Pull every line containing "document" from the entries.

> **Data entries**
-------------------------
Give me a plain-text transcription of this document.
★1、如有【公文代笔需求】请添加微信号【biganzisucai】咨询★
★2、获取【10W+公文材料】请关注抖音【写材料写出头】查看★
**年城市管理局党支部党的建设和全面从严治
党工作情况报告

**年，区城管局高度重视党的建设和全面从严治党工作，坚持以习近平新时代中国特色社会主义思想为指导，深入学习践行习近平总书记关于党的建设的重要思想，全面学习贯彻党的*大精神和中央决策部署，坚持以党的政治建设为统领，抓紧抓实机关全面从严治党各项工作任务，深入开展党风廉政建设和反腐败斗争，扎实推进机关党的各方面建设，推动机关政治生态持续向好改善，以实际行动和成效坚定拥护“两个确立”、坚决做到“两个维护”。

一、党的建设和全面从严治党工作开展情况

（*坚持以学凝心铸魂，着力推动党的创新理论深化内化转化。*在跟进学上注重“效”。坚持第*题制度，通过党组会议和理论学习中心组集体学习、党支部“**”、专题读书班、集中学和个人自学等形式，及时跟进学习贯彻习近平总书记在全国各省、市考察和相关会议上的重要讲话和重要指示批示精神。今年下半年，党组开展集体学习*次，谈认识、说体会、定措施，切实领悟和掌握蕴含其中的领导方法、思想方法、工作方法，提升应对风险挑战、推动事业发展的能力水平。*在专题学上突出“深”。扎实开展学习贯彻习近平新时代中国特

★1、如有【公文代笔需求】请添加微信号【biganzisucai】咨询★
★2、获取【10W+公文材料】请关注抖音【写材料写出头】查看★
-------------------------
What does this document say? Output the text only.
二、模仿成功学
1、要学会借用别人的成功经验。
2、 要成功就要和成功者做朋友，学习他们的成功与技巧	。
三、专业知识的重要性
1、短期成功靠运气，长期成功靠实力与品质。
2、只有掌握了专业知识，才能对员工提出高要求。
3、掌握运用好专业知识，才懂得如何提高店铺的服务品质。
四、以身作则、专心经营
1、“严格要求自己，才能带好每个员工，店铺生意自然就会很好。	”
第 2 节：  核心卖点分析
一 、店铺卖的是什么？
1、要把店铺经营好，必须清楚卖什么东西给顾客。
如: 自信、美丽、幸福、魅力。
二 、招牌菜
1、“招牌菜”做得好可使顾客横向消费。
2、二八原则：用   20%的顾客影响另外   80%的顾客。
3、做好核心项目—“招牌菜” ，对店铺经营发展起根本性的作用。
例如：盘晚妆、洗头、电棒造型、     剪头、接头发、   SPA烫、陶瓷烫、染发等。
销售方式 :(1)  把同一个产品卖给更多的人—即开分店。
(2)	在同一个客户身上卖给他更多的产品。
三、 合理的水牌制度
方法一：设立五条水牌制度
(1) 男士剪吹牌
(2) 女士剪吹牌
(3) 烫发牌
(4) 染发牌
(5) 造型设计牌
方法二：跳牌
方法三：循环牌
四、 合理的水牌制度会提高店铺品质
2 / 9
-------------------------
> **Solved exercise**
Give me a plain-text transcription of this document.
What does this document say? Output the text only.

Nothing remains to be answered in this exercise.